WORK REQUIRED. Check each line of the records below and collect those holding "went".

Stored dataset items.
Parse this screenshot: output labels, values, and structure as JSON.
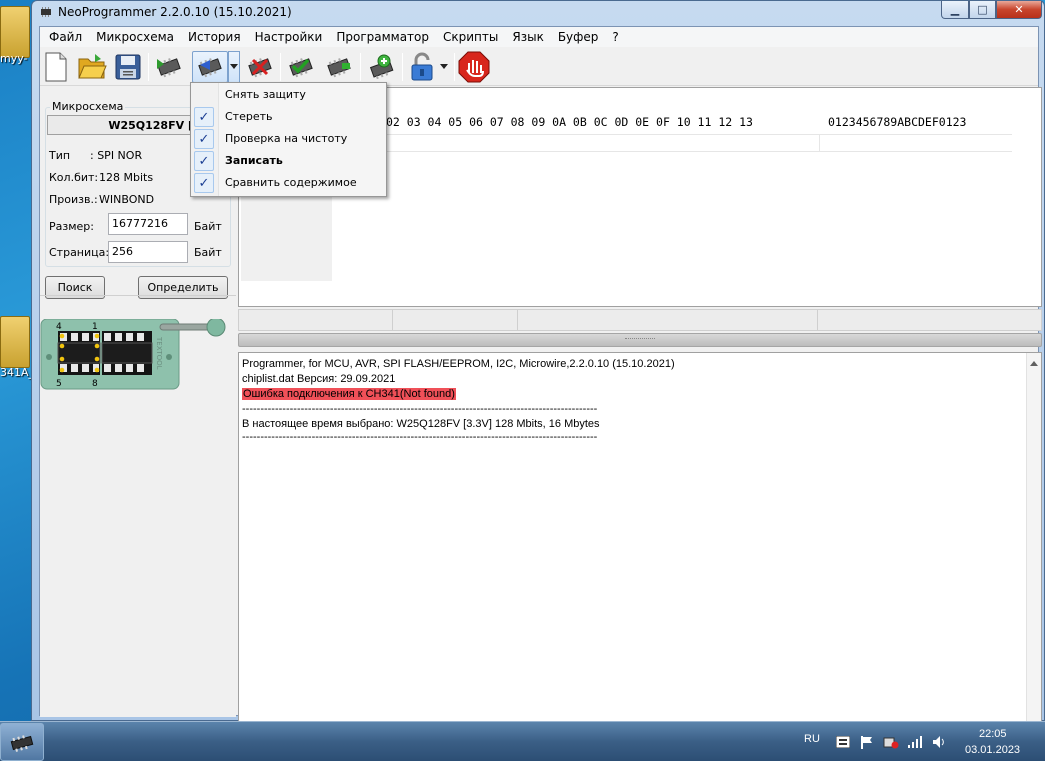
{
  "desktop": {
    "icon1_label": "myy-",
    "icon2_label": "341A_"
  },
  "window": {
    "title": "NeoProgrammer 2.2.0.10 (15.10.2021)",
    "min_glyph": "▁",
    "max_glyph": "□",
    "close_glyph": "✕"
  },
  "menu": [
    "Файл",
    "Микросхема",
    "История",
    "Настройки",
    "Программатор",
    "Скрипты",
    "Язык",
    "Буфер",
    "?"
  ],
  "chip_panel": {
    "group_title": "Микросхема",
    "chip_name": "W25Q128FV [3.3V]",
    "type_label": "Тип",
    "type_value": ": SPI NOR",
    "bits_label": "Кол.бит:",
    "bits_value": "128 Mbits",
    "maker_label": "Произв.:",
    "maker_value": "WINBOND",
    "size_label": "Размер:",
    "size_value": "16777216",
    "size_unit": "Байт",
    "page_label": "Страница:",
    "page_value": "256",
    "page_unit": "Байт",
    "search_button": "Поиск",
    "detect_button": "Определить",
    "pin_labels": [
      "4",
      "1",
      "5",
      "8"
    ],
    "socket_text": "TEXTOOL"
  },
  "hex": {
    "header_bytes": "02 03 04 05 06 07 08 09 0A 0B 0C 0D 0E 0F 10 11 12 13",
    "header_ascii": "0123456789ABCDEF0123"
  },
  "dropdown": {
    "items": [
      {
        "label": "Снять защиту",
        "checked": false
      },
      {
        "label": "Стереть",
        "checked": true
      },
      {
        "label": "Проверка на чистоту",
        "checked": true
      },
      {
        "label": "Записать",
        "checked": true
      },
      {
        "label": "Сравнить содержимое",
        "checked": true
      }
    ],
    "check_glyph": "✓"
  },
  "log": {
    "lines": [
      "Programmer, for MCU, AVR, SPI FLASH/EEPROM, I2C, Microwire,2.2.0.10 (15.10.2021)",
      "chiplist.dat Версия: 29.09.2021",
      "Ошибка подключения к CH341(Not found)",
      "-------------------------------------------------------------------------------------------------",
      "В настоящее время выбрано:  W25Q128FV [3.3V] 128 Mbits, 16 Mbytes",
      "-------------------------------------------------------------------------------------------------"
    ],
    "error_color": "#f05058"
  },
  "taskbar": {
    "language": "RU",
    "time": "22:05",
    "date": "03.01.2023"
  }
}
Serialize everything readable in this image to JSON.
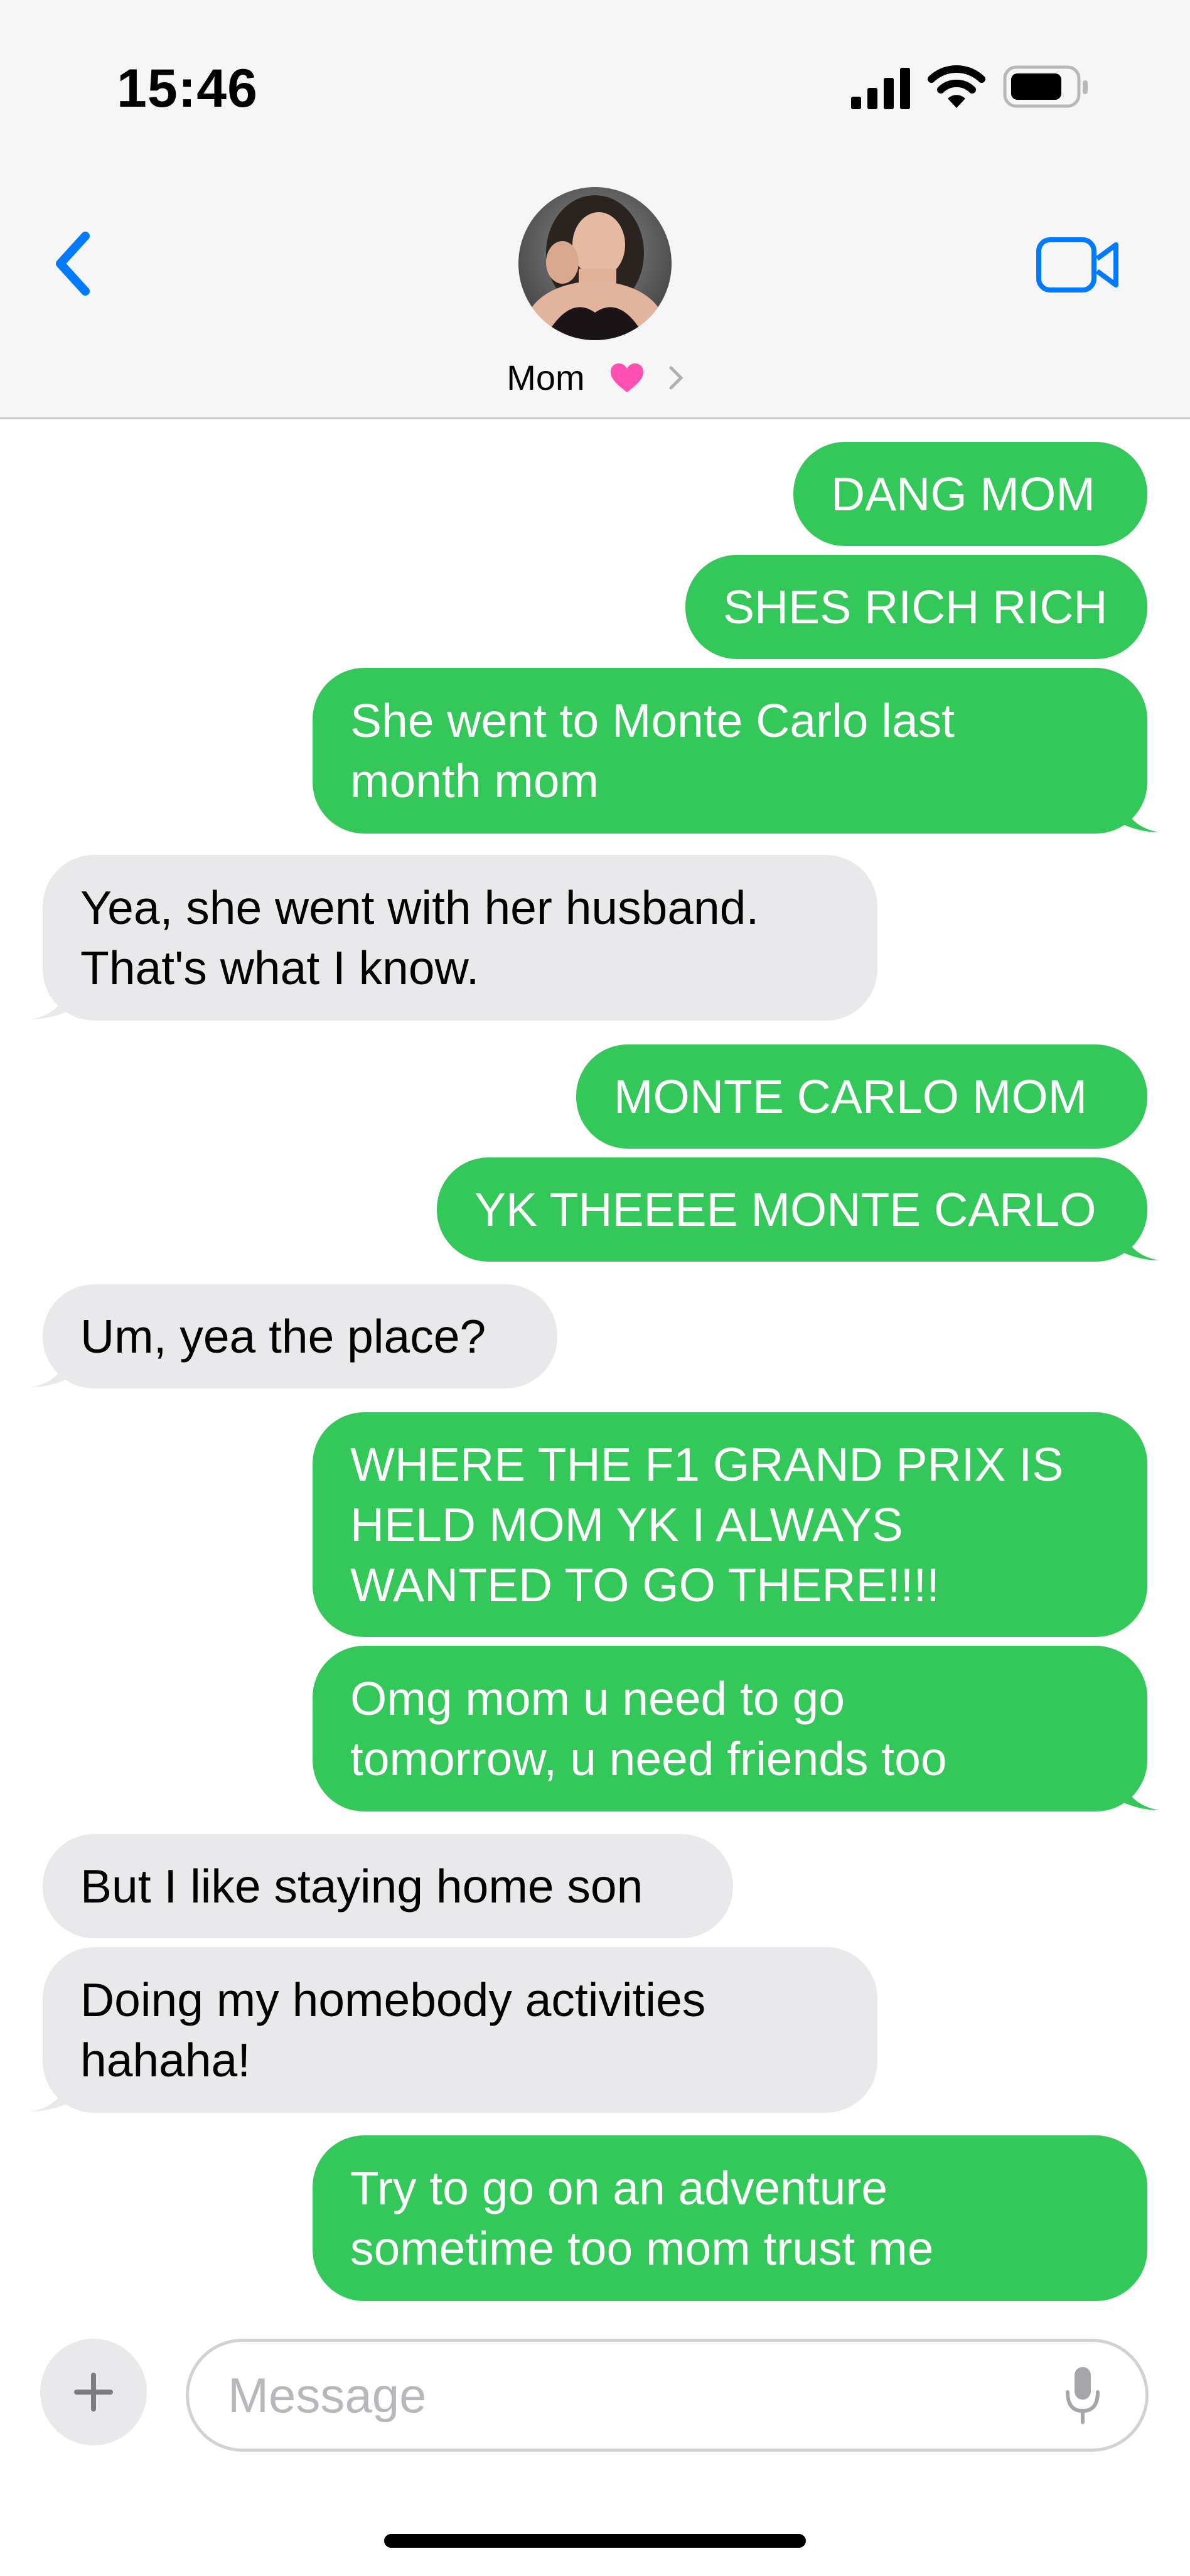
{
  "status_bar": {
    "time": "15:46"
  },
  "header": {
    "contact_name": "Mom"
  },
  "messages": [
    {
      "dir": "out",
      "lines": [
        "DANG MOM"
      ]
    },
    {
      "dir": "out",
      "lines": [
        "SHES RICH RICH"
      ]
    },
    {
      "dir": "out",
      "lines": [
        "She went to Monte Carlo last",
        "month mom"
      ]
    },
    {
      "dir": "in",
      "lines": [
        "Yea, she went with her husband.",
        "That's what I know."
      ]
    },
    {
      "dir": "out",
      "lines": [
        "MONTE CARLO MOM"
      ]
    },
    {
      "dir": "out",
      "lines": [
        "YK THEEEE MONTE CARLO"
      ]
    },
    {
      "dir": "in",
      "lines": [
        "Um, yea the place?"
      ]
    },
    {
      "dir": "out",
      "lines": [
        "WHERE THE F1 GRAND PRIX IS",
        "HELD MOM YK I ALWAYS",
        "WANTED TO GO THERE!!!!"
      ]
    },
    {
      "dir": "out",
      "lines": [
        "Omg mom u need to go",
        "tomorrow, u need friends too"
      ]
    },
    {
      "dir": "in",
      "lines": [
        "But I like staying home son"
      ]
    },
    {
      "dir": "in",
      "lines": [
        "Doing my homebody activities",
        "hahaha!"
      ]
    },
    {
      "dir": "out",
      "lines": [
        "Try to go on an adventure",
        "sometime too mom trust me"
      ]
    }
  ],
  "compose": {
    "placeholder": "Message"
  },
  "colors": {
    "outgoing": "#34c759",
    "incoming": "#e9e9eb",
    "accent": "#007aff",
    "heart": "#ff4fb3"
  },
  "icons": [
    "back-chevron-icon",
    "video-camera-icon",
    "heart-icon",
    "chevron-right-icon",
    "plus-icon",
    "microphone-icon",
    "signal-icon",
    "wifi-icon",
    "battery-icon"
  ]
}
--
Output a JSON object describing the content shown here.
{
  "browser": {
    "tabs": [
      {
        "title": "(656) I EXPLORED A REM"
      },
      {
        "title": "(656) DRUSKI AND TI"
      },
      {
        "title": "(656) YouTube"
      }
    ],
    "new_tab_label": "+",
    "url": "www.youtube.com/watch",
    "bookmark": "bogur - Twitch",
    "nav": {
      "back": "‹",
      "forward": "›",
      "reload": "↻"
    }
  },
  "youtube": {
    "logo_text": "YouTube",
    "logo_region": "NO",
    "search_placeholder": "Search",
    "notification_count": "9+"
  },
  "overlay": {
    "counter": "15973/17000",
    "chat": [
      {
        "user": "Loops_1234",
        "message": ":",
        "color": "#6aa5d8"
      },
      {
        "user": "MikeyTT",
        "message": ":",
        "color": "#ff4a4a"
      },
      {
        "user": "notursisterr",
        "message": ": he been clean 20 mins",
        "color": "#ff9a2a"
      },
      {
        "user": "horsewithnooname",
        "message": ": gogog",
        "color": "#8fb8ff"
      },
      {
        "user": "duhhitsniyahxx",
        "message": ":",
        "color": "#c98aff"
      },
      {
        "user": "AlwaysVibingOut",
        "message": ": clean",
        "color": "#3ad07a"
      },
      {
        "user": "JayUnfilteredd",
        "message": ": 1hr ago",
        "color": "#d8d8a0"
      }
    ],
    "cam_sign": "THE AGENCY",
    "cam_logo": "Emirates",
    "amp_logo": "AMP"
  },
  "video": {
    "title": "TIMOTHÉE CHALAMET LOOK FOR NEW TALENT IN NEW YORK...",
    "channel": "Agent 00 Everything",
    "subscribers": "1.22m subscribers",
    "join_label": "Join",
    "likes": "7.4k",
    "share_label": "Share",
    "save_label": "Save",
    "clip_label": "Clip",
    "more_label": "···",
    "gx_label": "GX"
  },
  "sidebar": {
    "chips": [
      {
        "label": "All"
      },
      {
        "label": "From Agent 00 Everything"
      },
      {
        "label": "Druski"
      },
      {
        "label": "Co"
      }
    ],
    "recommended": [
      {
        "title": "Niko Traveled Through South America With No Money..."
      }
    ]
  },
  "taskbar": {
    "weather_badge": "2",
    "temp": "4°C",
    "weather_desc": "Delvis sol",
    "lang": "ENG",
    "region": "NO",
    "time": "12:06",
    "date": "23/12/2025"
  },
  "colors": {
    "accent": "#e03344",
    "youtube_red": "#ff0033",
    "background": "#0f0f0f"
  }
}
--
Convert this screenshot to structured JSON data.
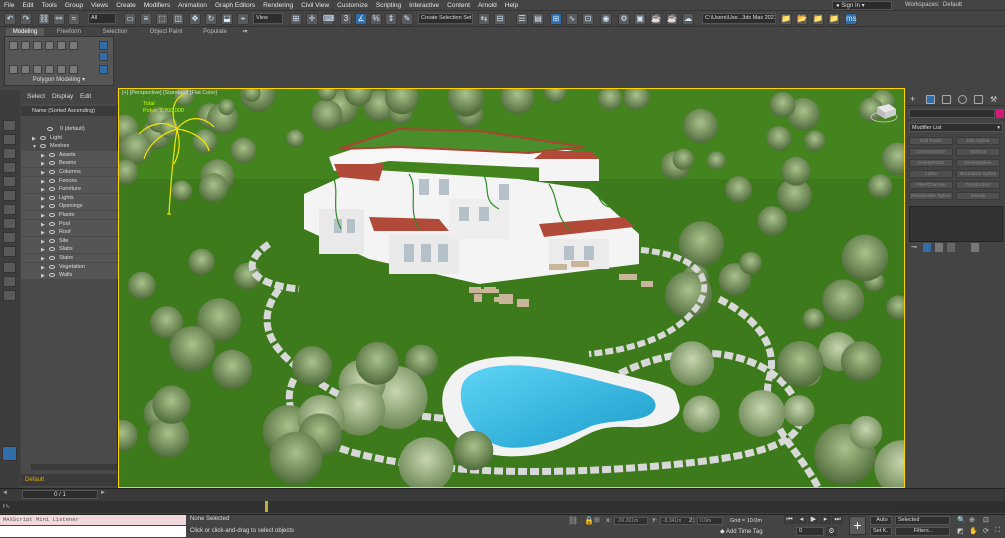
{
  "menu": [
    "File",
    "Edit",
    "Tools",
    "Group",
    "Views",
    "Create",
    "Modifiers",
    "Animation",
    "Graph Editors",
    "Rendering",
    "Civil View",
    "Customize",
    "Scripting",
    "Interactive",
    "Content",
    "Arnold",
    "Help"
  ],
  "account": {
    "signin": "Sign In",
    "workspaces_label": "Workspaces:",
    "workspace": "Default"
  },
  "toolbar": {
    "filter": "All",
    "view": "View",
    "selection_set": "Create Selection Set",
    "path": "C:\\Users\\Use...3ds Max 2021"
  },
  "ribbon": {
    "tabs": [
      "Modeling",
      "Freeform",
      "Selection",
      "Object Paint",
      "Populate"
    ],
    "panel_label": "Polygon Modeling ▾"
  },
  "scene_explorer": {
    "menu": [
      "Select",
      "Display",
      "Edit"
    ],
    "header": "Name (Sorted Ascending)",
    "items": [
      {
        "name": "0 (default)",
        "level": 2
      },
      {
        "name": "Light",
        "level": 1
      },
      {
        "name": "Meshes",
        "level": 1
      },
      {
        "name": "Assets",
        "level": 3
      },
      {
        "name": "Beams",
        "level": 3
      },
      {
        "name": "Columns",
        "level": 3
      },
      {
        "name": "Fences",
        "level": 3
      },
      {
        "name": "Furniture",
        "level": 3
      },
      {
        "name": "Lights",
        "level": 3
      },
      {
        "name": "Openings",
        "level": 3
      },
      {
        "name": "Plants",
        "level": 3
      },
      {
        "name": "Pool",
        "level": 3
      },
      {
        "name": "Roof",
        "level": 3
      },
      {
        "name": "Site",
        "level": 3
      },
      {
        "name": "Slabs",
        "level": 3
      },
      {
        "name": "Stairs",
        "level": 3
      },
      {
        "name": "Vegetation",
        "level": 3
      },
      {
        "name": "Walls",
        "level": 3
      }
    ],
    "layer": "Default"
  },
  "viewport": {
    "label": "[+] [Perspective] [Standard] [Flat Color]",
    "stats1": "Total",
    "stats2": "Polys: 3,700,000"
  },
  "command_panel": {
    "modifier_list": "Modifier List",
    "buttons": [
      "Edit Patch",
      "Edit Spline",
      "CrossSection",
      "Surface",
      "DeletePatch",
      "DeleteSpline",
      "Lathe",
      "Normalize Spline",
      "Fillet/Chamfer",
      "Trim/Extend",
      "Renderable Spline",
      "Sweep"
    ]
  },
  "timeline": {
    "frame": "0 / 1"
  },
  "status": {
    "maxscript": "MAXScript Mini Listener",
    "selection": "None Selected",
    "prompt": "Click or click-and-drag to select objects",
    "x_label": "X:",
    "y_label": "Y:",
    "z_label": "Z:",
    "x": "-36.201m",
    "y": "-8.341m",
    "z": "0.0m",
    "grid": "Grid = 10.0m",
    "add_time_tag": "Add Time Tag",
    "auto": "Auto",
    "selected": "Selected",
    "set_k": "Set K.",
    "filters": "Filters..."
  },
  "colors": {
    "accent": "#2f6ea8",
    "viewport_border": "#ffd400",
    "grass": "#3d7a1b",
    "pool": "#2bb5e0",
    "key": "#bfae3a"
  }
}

OUTPUT OF THE TASK.
        "She went to Monte Carlo last",
        "Yea, she went with her husband.",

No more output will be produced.